RECORDS PROVIDED.
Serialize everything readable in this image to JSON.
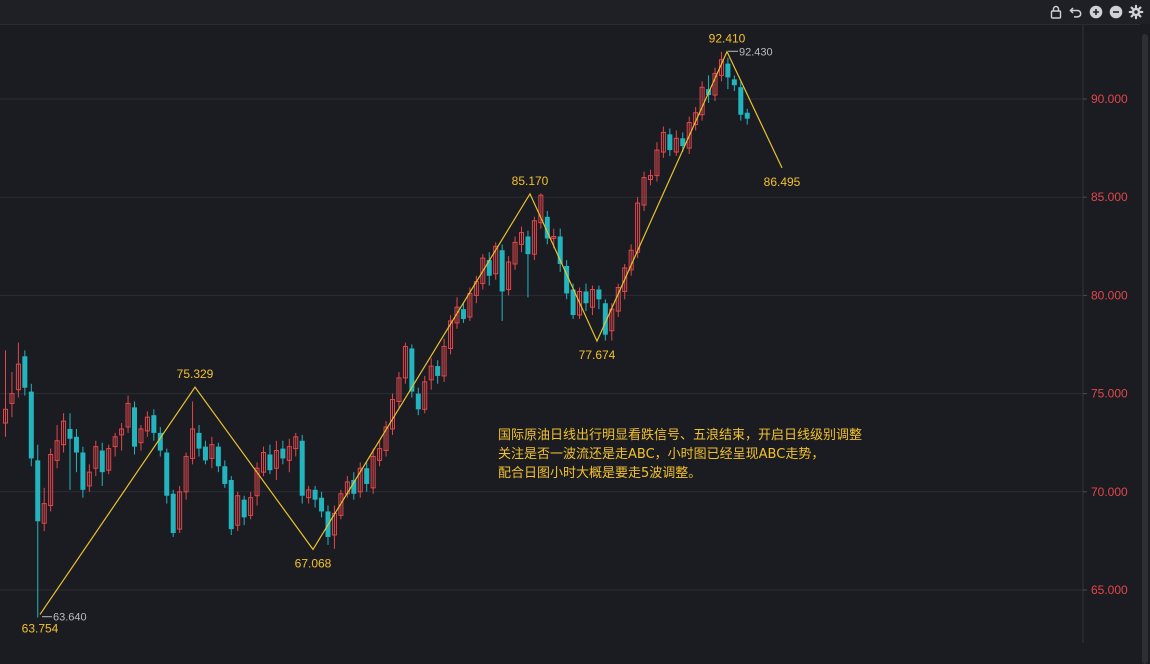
{
  "toolbar": {
    "icons": [
      "lock-icon",
      "undo-icon",
      "zoom-in-icon",
      "zoom-out-icon",
      "gear-icon"
    ]
  },
  "annotation": {
    "lines": [
      "国际原油日线出行明显看跌信号、五浪结束，开启日线级别调整",
      "关注是否一波流还是走ABC，小时图已经呈现ABC走势，",
      "配合日图小时大概是要走5波调整。"
    ]
  },
  "chart_data": {
    "type": "candlestick",
    "ylim": [
      62.5,
      93.5
    ],
    "yticks": [
      "65.000",
      "70.000",
      "75.000",
      "80.000",
      "85.000",
      "90.000"
    ],
    "grid": true,
    "colors": {
      "up": "#e0474c",
      "down": "#22b5bf",
      "wave": "#e8c22e",
      "label": "#f2c12e",
      "axis": "#e0474c"
    },
    "wave_points": [
      {
        "label": "63.754",
        "value": 63.754
      },
      {
        "label": "75.329",
        "value": 75.329
      },
      {
        "label": "67.068",
        "value": 67.068
      },
      {
        "label": "85.170",
        "value": 85.17
      },
      {
        "label": "77.674",
        "value": 77.674
      },
      {
        "label": "92.410",
        "value": 92.41
      },
      {
        "label": "86.495",
        "value": 86.495
      }
    ],
    "extreme_labels": [
      {
        "label": "63.640",
        "value": 63.64
      },
      {
        "label": "92.430",
        "value": 92.43
      }
    ],
    "candles": [
      [
        73.5,
        74.2,
        72.8,
        77.2
      ],
      [
        74.5,
        75.0,
        73.8,
        76.1
      ],
      [
        75.2,
        76.5,
        74.8,
        77.6
      ],
      [
        76.9,
        75.3,
        74.9,
        77.2
      ],
      [
        75.1,
        71.7,
        71.3,
        75.5
      ],
      [
        71.6,
        68.5,
        63.6,
        72.4
      ],
      [
        68.4,
        69.4,
        68.0,
        70.2
      ],
      [
        69.3,
        71.9,
        69.0,
        72.2
      ],
      [
        71.6,
        72.6,
        71.2,
        73.4
      ],
      [
        72.4,
        73.6,
        72.0,
        74.0
      ],
      [
        73.2,
        72.7,
        70.1,
        74.0
      ],
      [
        72.8,
        72.0,
        71.0,
        73.2
      ],
      [
        72.0,
        70.1,
        69.7,
        72.3
      ],
      [
        70.3,
        71.0,
        70.0,
        71.4
      ],
      [
        71.2,
        72.3,
        70.8,
        72.6
      ],
      [
        72.1,
        71.0,
        70.3,
        72.5
      ],
      [
        71.1,
        72.2,
        70.9,
        72.4
      ],
      [
        72.3,
        72.8,
        71.8,
        73.0
      ],
      [
        72.9,
        73.2,
        72.1,
        73.5
      ],
      [
        73.3,
        74.5,
        73.0,
        74.9
      ],
      [
        74.3,
        72.3,
        71.9,
        74.6
      ],
      [
        72.5,
        73.2,
        72.1,
        73.4
      ],
      [
        73.1,
        73.8,
        72.8,
        74.1
      ],
      [
        73.9,
        73.0,
        72.6,
        74.2
      ],
      [
        73.0,
        72.1,
        71.8,
        73.3
      ],
      [
        72.0,
        69.8,
        69.4,
        72.2
      ],
      [
        69.9,
        67.9,
        67.7,
        70.1
      ],
      [
        68.1,
        70.0,
        67.9,
        70.3
      ],
      [
        70.0,
        71.8,
        69.6,
        72.0
      ],
      [
        71.7,
        73.2,
        71.4,
        74.6
      ],
      [
        73.0,
        72.2,
        71.8,
        73.4
      ],
      [
        72.3,
        71.6,
        71.4,
        72.6
      ],
      [
        71.7,
        72.4,
        71.2,
        72.8
      ],
      [
        72.3,
        71.3,
        71.0,
        72.5
      ],
      [
        71.3,
        70.4,
        70.2,
        71.6
      ],
      [
        70.6,
        68.1,
        67.8,
        70.8
      ],
      [
        68.3,
        69.8,
        68.0,
        70.0
      ],
      [
        69.6,
        68.7,
        68.3,
        69.8
      ],
      [
        68.8,
        69.7,
        68.6,
        70.0
      ],
      [
        69.8,
        71.2,
        69.3,
        71.5
      ],
      [
        71.0,
        72.0,
        70.8,
        72.3
      ],
      [
        71.9,
        71.1,
        70.9,
        72.4
      ],
      [
        71.2,
        72.1,
        70.6,
        72.6
      ],
      [
        72.2,
        71.7,
        71.4,
        72.6
      ],
      [
        71.6,
        72.3,
        71.0,
        72.7
      ],
      [
        72.2,
        72.8,
        71.8,
        73.0
      ],
      [
        72.6,
        69.8,
        69.4,
        72.9
      ],
      [
        69.7,
        70.1,
        69.4,
        70.3
      ],
      [
        70.1,
        69.6,
        69.2,
        70.3
      ],
      [
        69.7,
        69.0,
        68.7,
        70.0
      ],
      [
        69.0,
        67.7,
        67.3,
        69.3
      ],
      [
        67.8,
        68.9,
        67.1,
        69.3
      ],
      [
        68.8,
        69.9,
        68.6,
        70.1
      ],
      [
        69.9,
        70.5,
        69.7,
        70.8
      ],
      [
        70.6,
        69.9,
        69.6,
        71.0
      ],
      [
        70.0,
        71.2,
        69.7,
        71.5
      ],
      [
        71.2,
        70.4,
        70.0,
        71.5
      ],
      [
        70.2,
        71.8,
        69.9,
        72.2
      ],
      [
        71.6,
        72.2,
        71.3,
        72.6
      ],
      [
        72.1,
        73.3,
        71.8,
        73.6
      ],
      [
        73.2,
        74.7,
        72.9,
        75.0
      ],
      [
        74.6,
        75.8,
        74.2,
        76.1
      ],
      [
        75.8,
        77.4,
        75.5,
        77.6
      ],
      [
        77.3,
        75.1,
        74.8,
        77.5
      ],
      [
        75.0,
        74.2,
        73.9,
        75.3
      ],
      [
        74.2,
        75.6,
        74.0,
        75.9
      ],
      [
        75.7,
        76.4,
        75.2,
        76.8
      ],
      [
        76.4,
        75.9,
        75.5,
        76.7
      ],
      [
        75.9,
        77.4,
        75.6,
        77.8
      ],
      [
        77.3,
        78.7,
        77.0,
        79.0
      ],
      [
        78.6,
        79.4,
        78.3,
        79.9
      ],
      [
        79.3,
        78.8,
        78.6,
        79.6
      ],
      [
        78.9,
        80.1,
        78.7,
        80.4
      ],
      [
        80.0,
        80.7,
        79.6,
        81.0
      ],
      [
        80.6,
        81.9,
        80.3,
        82.1
      ],
      [
        81.8,
        81.0,
        80.5,
        82.2
      ],
      [
        81.1,
        82.5,
        80.8,
        82.7
      ],
      [
        82.3,
        80.2,
        78.7,
        82.6
      ],
      [
        80.3,
        81.7,
        80.0,
        82.0
      ],
      [
        81.6,
        82.7,
        81.3,
        83.0
      ],
      [
        82.6,
        83.2,
        82.2,
        83.5
      ],
      [
        83.0,
        82.1,
        79.9,
        83.3
      ],
      [
        82.1,
        83.8,
        81.8,
        84.0
      ],
      [
        83.7,
        85.1,
        83.4,
        85.2
      ],
      [
        84.0,
        82.9,
        82.6,
        84.3
      ],
      [
        82.9,
        83.0,
        82.4,
        83.4
      ],
      [
        83.0,
        81.6,
        81.2,
        83.4
      ],
      [
        81.5,
        80.1,
        79.8,
        81.8
      ],
      [
        80.3,
        79.0,
        78.8,
        80.6
      ],
      [
        79.0,
        80.2,
        78.8,
        80.4
      ],
      [
        80.2,
        79.6,
        79.2,
        80.6
      ],
      [
        79.4,
        80.3,
        79.0,
        80.5
      ],
      [
        80.3,
        79.8,
        79.3,
        80.5
      ],
      [
        79.6,
        78.0,
        77.7,
        79.8
      ],
      [
        78.2,
        79.3,
        77.7,
        79.6
      ],
      [
        79.2,
        80.4,
        78.9,
        80.6
      ],
      [
        80.2,
        81.4,
        79.8,
        81.6
      ],
      [
        81.3,
        82.3,
        81.0,
        82.6
      ],
      [
        82.2,
        84.7,
        81.9,
        85.0
      ],
      [
        84.6,
        86.0,
        84.3,
        86.3
      ],
      [
        85.9,
        86.1,
        85.6,
        86.4
      ],
      [
        86.1,
        87.4,
        85.8,
        87.8
      ],
      [
        87.3,
        88.3,
        87.0,
        88.6
      ],
      [
        88.2,
        87.4,
        87.1,
        88.5
      ],
      [
        87.3,
        88.0,
        87.1,
        88.4
      ],
      [
        88.0,
        87.6,
        87.3,
        88.3
      ],
      [
        87.5,
        88.8,
        87.2,
        89.1
      ],
      [
        88.7,
        89.3,
        88.4,
        89.6
      ],
      [
        89.2,
        90.6,
        88.9,
        90.9
      ],
      [
        90.5,
        90.2,
        89.8,
        91.2
      ],
      [
        90.2,
        91.3,
        89.9,
        91.6
      ],
      [
        91.2,
        92.0,
        90.9,
        92.4
      ],
      [
        91.8,
        91.1,
        90.5,
        92.1
      ],
      [
        91.0,
        90.7,
        90.4,
        91.2
      ],
      [
        90.6,
        89.2,
        88.9,
        90.9
      ],
      [
        89.3,
        89.0,
        88.7,
        89.5
      ]
    ]
  }
}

WHAT THE EXERCISE ASKS. Make a tally of the lines in this data that include the string "value", and answer with that tally alone.

REPLY. 9